- **Records to process**:
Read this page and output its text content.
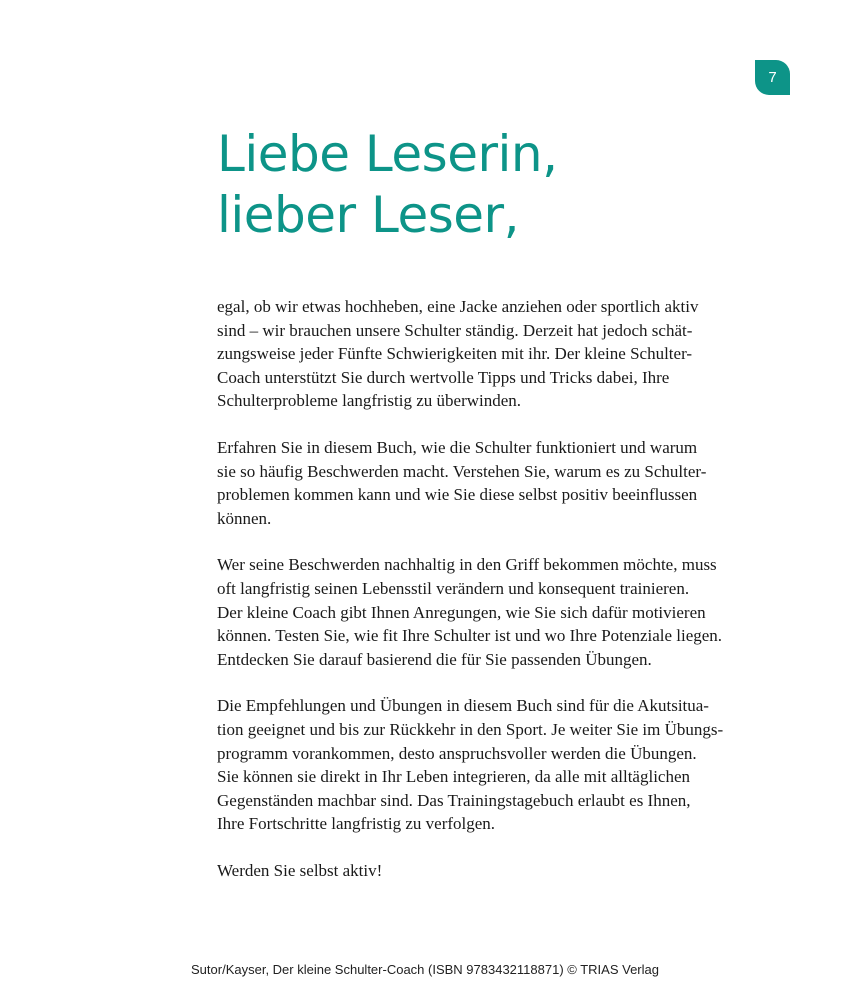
7
Liebe Leserin,
lieber Leser,

egal, ob wir etwas hochheben, eine Jacke anziehen oder sportlich aktiv
sind – wir brauchen unsere Schulter ständig. Derzeit hat jedoch schät-
zungsweise jeder Fünfte Schwierigkeiten mit ihr. Der kleine Schulter-
Coach unterstützt Sie durch wertvolle Tipps und Tricks dabei, Ihre
Schulterprobleme langfristig zu überwinden.

Erfahren Sie in diesem Buch, wie die Schulter funktioniert und warum
sie so häufig Beschwerden macht. Verstehen Sie, warum es zu Schulter-
problemen kommen kann und wie Sie diese selbst positiv beeinflussen
können.

Wer seine Beschwerden nachhaltig in den Griff bekommen möchte, muss
oft langfristig seinen Lebensstil verändern und konsequent trainieren.
Der kleine Coach gibt Ihnen Anregungen, wie Sie sich dafür motivieren
können. Testen Sie, wie fit Ihre Schulter ist und wo Ihre Potenziale liegen.
Entdecken Sie darauf basierend die für Sie passenden Übungen.

Die Empfehlungen und Übungen in diesem Buch sind für die Akutsitua-
tion geeignet und bis zur Rückkehr in den Sport. Je weiter Sie im Übungs-
programm vorankommen, desto anspruchsvoller werden die Übungen.
Sie können sie direkt in Ihr Leben integrieren, da alle mit alltäglichen
Gegenständen machbar sind. Das Trainingstagebuch erlaubt es Ihnen,
Ihre Fortschritte langfristig zu verfolgen.

Werden Sie selbst aktiv!

Sutor/Kayser, Der kleine Schulter-Coach (ISBN 9783432118871) © TRIAS Verlag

- **Problem description**: Extract every line above that contains the word "langfristig".

- **Task output**:
Schulterprobleme langfristig zu überwinden.
oft langfristig seinen Lebensstil verändern und konsequent trainieren.
Ihre Fortschritte langfristig zu verfolgen.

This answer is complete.